§ **Liste des tâches**
- 1) Selon le texte sur Sainte-Sophie, en quelle année l'empereur Constantin ordonne-t-il la construction du monument sur les rives du Bosphore ?
- 2) Recopiez fidèlement le passage du texte sur Sainte-Sophie qui va de "10 juillet 2020" jusqu'à "de culte musulman." inclus.

10 juillet 2020

Sainte-Sophie et le sens de l'Histoire

Aujourd'hui, sous la pression exercée depuis de nombreuses années par Recep Tayyip Ergodan, la plus haute instance juridique de Turquie, a décidé de changer le statut de Sainte-Sophie, certainement le bâtiment le plus emblématique d'Istanbul. D'un musée et d'un espace de dialogue orientalo-occidentale, il a été décidé d'en faire à nouveau un lieu de culte musulman.



Pour rappel, en 325, l'empereur romain Constantin ordonne de faire construire, sur les rives du Bosphore un monument exemplaire destiné à "la Sainte Sagesse" (Αγία Σοφία). Des recherches archéologiques récentes laissent à penser que ce chantier s'est fait sur les ruines d'un ancien temple dédié à Apollon. Il s'agit ainsi indéniablement d'un monument à la gloire de la pensée, au sens que la philosophie grecque lui a donné. Dès 360, l'Empire étant devenu chrétien, Constance II la consacre comme église épiscopale de Constantinople.

§ **Données fournies**

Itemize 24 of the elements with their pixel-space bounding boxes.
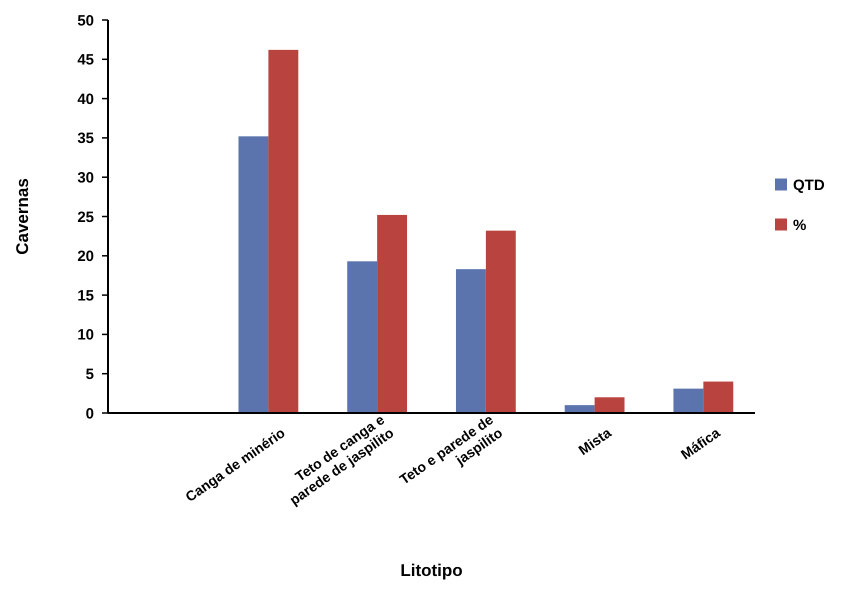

§ **Réponses complètes**
- 1) En 325.

- 2)
10 juillet 2020

Sainte-Sophie et le sens de l'Histoire

Aujourd'hui, sous la pression exercée depuis de nombreuses années par Recep Tayyip Ergodan, la plus haute instance juridique de Turquie, a décidé de changer le statut de Sainte-Sophie, certainement le bâtiment le plus emblématique d'Istanbul. D'un musée et d'un espace de dialogue orientalo-occidentale, il a été décidé d'en faire à nouveau un lieu de culte musulman.